Pick out and copy every line below that has the word "title".
━━━━━━━━━━
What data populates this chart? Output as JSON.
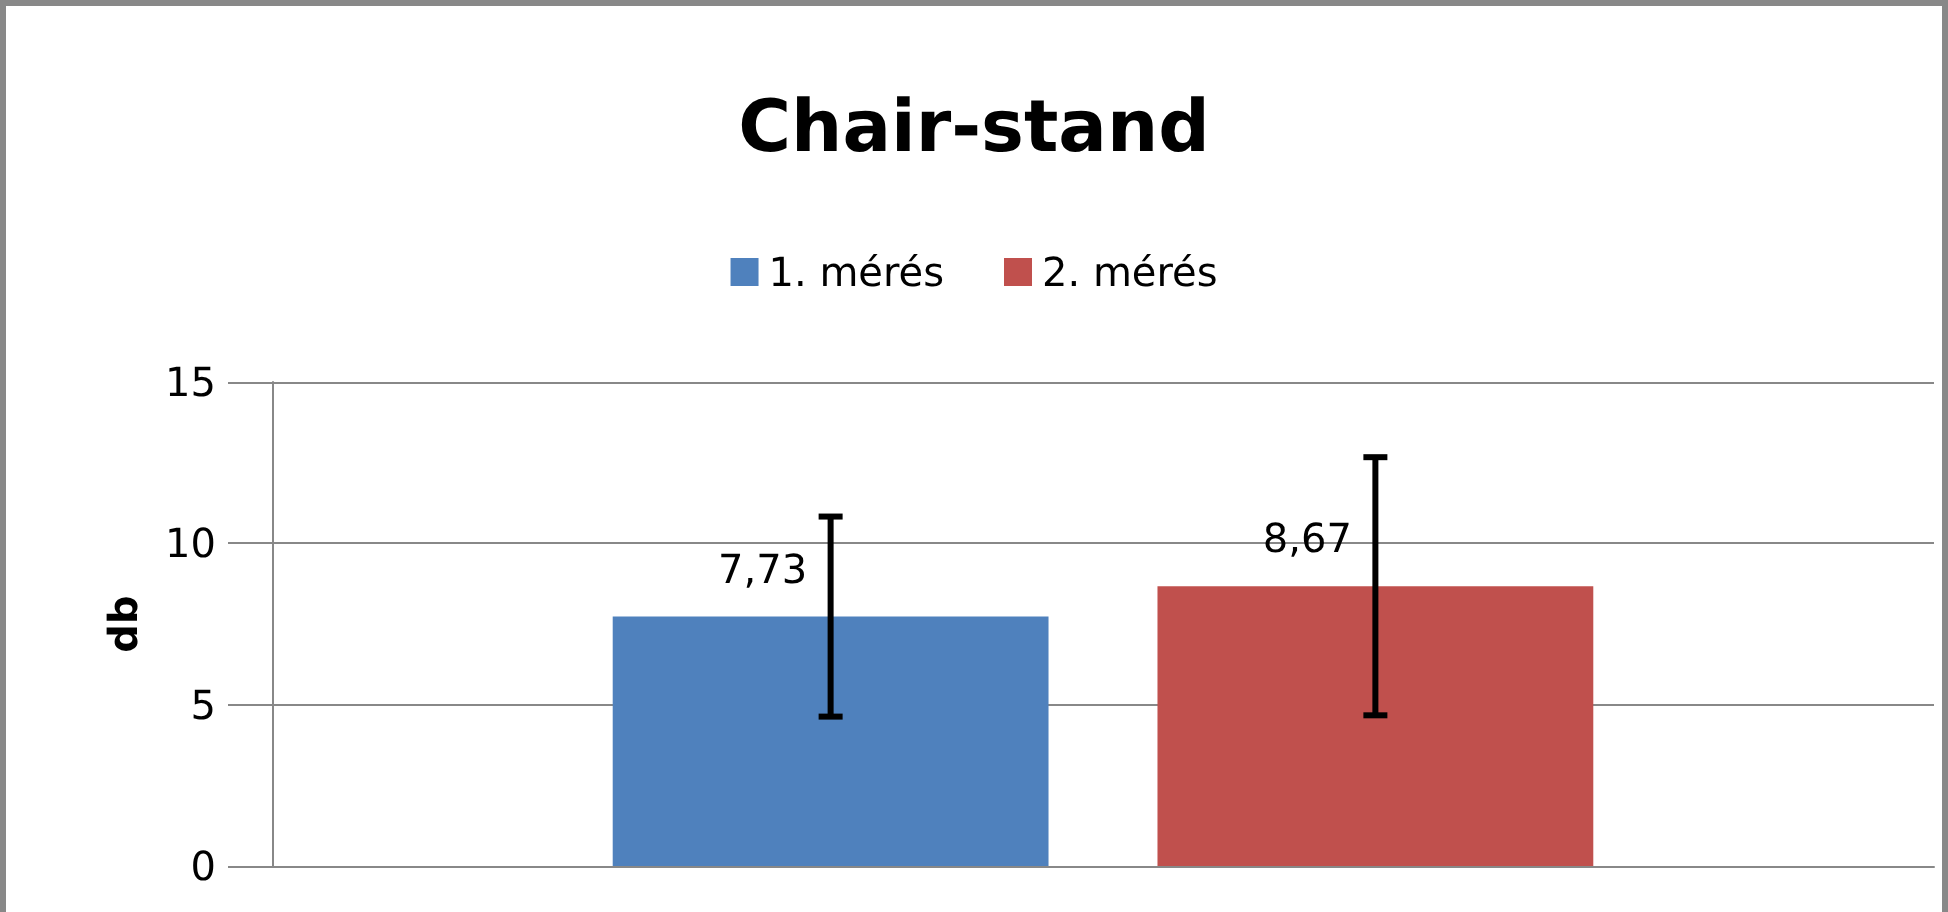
{
  "chart_data": {
    "type": "bar",
    "title": "Chair-stand",
    "ylabel": "db",
    "categories": [
      null
    ],
    "series": [
      {
        "name": "1. mérés",
        "color": "#4f81bd",
        "values": [
          7.73
        ],
        "errors": [
          3.1
        ],
        "value_labels": [
          "7,73"
        ]
      },
      {
        "name": "2. mérés",
        "color": "#c0504d",
        "values": [
          8.67
        ],
        "errors": [
          4.0
        ],
        "value_labels": [
          "8,67"
        ]
      }
    ],
    "ylim": [
      0,
      15
    ],
    "yticks": [
      0,
      5,
      10,
      15
    ],
    "grid": "y",
    "legend": "top"
  }
}
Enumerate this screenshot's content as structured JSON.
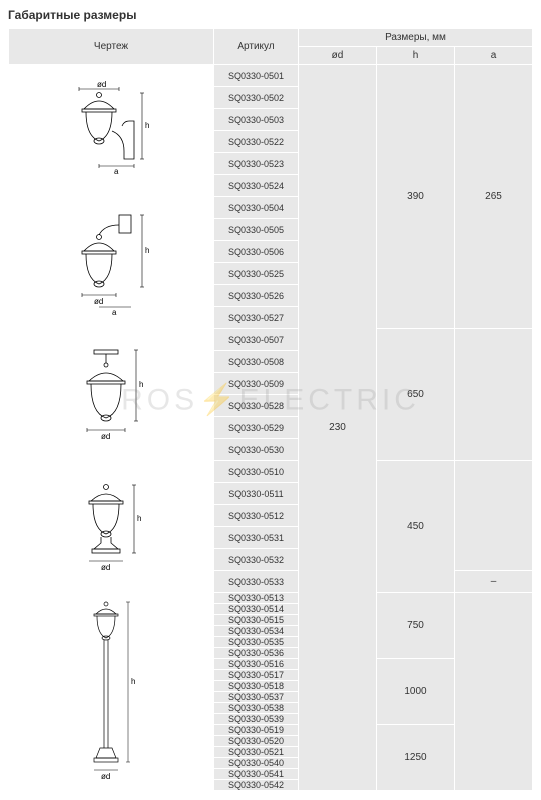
{
  "title": "Габаритные размеры",
  "watermark_left": "ROS",
  "watermark_right": "ELECTRIC",
  "headers": {
    "drawing": "Чертеж",
    "article": "Артикул",
    "dimensions_group": "Размеры, мм",
    "od": "ød",
    "h": "h",
    "a": "a"
  },
  "colors": {
    "header_bg": "#e8e8e8",
    "cell_bg": "#e8e8e8",
    "border": "#ffffff",
    "text": "#333333"
  },
  "articles": [
    "SQ0330-0501",
    "SQ0330-0502",
    "SQ0330-0503",
    "SQ0330-0522",
    "SQ0330-0523",
    "SQ0330-0524",
    "SQ0330-0504",
    "SQ0330-0505",
    "SQ0330-0506",
    "SQ0330-0525",
    "SQ0330-0526",
    "SQ0330-0527",
    "SQ0330-0507",
    "SQ0330-0508",
    "SQ0330-0509",
    "SQ0330-0528",
    "SQ0330-0529",
    "SQ0330-0530",
    "SQ0330-0510",
    "SQ0330-0511",
    "SQ0330-0512",
    "SQ0330-0531",
    "SQ0330-0532",
    "SQ0330-0533",
    "SQ0330-0513",
    "SQ0330-0514",
    "SQ0330-0515",
    "SQ0330-0534",
    "SQ0330-0535",
    "SQ0330-0536",
    "SQ0330-0516",
    "SQ0330-0517",
    "SQ0330-0518",
    "SQ0330-0537",
    "SQ0330-0538",
    "SQ0330-0539",
    "SQ0330-0519",
    "SQ0330-0520",
    "SQ0330-0521",
    "SQ0330-0540",
    "SQ0330-0541",
    "SQ0330-0542"
  ],
  "drawings": [
    {
      "svg": "lamp_up",
      "rowspan": 6
    },
    {
      "svg": "lamp_down",
      "rowspan": 6
    },
    {
      "svg": "lamp_pendant",
      "rowspan": 6
    },
    {
      "svg": "lamp_pedestal",
      "rowspan": 6
    },
    {
      "svg": "lamp_post",
      "rowspan": 18
    }
  ],
  "dim_od": [
    {
      "value": "230",
      "rowspan": 42
    }
  ],
  "dim_h": [
    {
      "value": "390",
      "rowspan": 12
    },
    {
      "value": "650",
      "rowspan": 6
    },
    {
      "value": "450",
      "rowspan": 6
    },
    {
      "value": "750",
      "rowspan": 6
    },
    {
      "value": "1000",
      "rowspan": 6
    },
    {
      "value": "1250",
      "rowspan": 6
    }
  ],
  "dim_a": [
    {
      "value": "265",
      "rowspan": 12
    },
    {
      "value": "",
      "rowspan": 6
    },
    {
      "value": "",
      "rowspan": 5
    },
    {
      "value": "–",
      "rowspan": 1
    },
    {
      "value": "",
      "rowspan": 18
    }
  ],
  "row_heights": {
    "group_1_4": 22,
    "group_5_7": 11
  }
}
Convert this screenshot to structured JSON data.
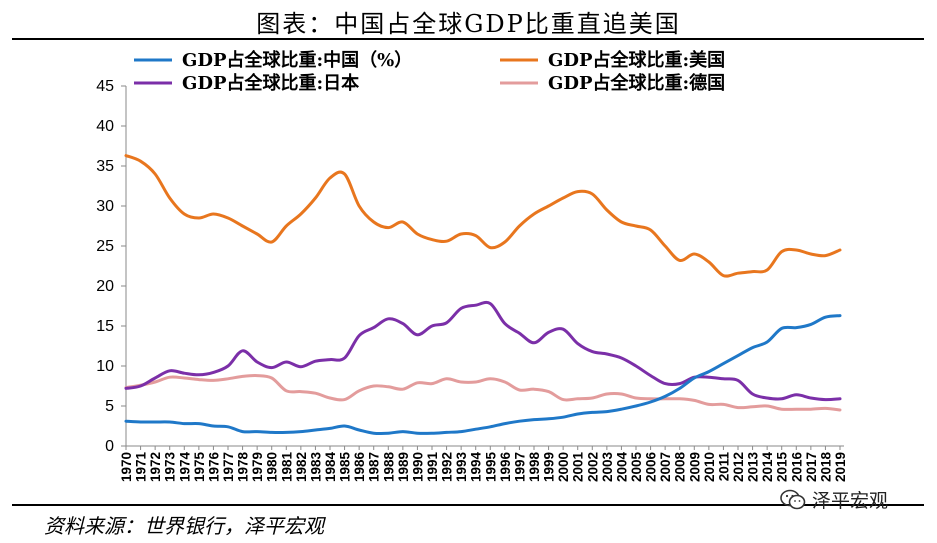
{
  "header": {
    "title": "图表：中国占全球GDP比重直追美国"
  },
  "footer": {
    "source": "资料来源：世界银行，泽平宏观",
    "watermark": "泽平宏观"
  },
  "chart_data": {
    "type": "line",
    "title": "图表：中国占全球GDP比重直追美国",
    "xlabel": "",
    "ylabel": "",
    "ylim": [
      0,
      45
    ],
    "yticks": [
      0,
      5,
      10,
      15,
      20,
      25,
      30,
      35,
      40,
      45
    ],
    "grid": false,
    "legend_position": "top",
    "categories": [
      "1970",
      "1971",
      "1972",
      "1973",
      "1974",
      "1975",
      "1976",
      "1977",
      "1978",
      "1979",
      "1980",
      "1981",
      "1982",
      "1983",
      "1984",
      "1985",
      "1986",
      "1987",
      "1988",
      "1989",
      "1990",
      "1991",
      "1992",
      "1993",
      "1994",
      "1995",
      "1996",
      "1997",
      "1998",
      "1999",
      "2000",
      "2001",
      "2002",
      "2003",
      "2004",
      "2005",
      "2006",
      "2007",
      "2008",
      "2009",
      "2010",
      "2011",
      "2012",
      "2013",
      "2014",
      "2015",
      "2016",
      "2017",
      "2018",
      "2019"
    ],
    "series": [
      {
        "name": "GDP占全球比重:中国（%）",
        "color": "#1f78c8",
        "values": [
          3.1,
          3.0,
          3.0,
          3.0,
          2.8,
          2.8,
          2.5,
          2.4,
          1.8,
          1.8,
          1.7,
          1.7,
          1.8,
          2.0,
          2.2,
          2.5,
          2.0,
          1.6,
          1.6,
          1.8,
          1.6,
          1.6,
          1.7,
          1.8,
          2.1,
          2.4,
          2.8,
          3.1,
          3.3,
          3.4,
          3.6,
          4.0,
          4.2,
          4.3,
          4.6,
          5.0,
          5.5,
          6.2,
          7.2,
          8.5,
          9.3,
          10.3,
          11.3,
          12.3,
          13.0,
          14.7,
          14.8,
          15.2,
          16.1,
          16.3
        ]
      },
      {
        "name": "GDP占全球比重:美国",
        "color": "#e8761e",
        "values": [
          36.3,
          35.6,
          34.0,
          31.0,
          29.0,
          28.5,
          29.0,
          28.5,
          27.5,
          26.5,
          25.5,
          27.5,
          29.0,
          31.0,
          33.5,
          34.0,
          30.0,
          28.0,
          27.3,
          28.0,
          26.5,
          25.8,
          25.6,
          26.5,
          26.3,
          24.8,
          25.5,
          27.5,
          29.0,
          30.0,
          31.0,
          31.8,
          31.5,
          29.5,
          28.0,
          27.5,
          27.0,
          25.0,
          23.2,
          24.0,
          23.0,
          21.3,
          21.6,
          21.8,
          22.0,
          24.3,
          24.5,
          24.0,
          23.8,
          24.5
        ]
      },
      {
        "name": "GDP占全球比重:日本",
        "color": "#7b2fa8",
        "values": [
          7.2,
          7.5,
          8.5,
          9.4,
          9.1,
          8.9,
          9.2,
          10.0,
          11.9,
          10.5,
          9.8,
          10.5,
          9.9,
          10.6,
          10.8,
          11.0,
          13.8,
          14.8,
          15.9,
          15.3,
          13.9,
          15.0,
          15.4,
          17.2,
          17.6,
          17.8,
          15.3,
          14.1,
          12.9,
          14.2,
          14.6,
          12.8,
          11.8,
          11.5,
          11.0,
          10.0,
          8.8,
          7.8,
          7.8,
          8.6,
          8.6,
          8.4,
          8.2,
          6.5,
          6.0,
          5.9,
          6.4,
          6.0,
          5.8,
          5.9
        ]
      },
      {
        "name": "GDP占全球比重:德国",
        "color": "#e39c9c",
        "values": [
          7.3,
          7.6,
          8.0,
          8.6,
          8.5,
          8.3,
          8.2,
          8.4,
          8.7,
          8.8,
          8.5,
          6.9,
          6.8,
          6.6,
          6.0,
          5.8,
          6.9,
          7.5,
          7.4,
          7.1,
          7.9,
          7.8,
          8.4,
          8.0,
          8.0,
          8.4,
          8.0,
          7.0,
          7.1,
          6.8,
          5.8,
          5.9,
          6.0,
          6.5,
          6.5,
          6.0,
          5.9,
          5.9,
          5.9,
          5.7,
          5.2,
          5.2,
          4.8,
          4.9,
          5.0,
          4.6,
          4.6,
          4.6,
          4.7,
          4.5
        ]
      }
    ]
  }
}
━━━━━━━━━━
▸ **Solution**
    "title": "Chair-stand",
  "title": "Габаритные размеры",
    "title": "图表：中国占全球GDP比重直追美国"
    "title": "图表：中国占全球GDP比重直追美国",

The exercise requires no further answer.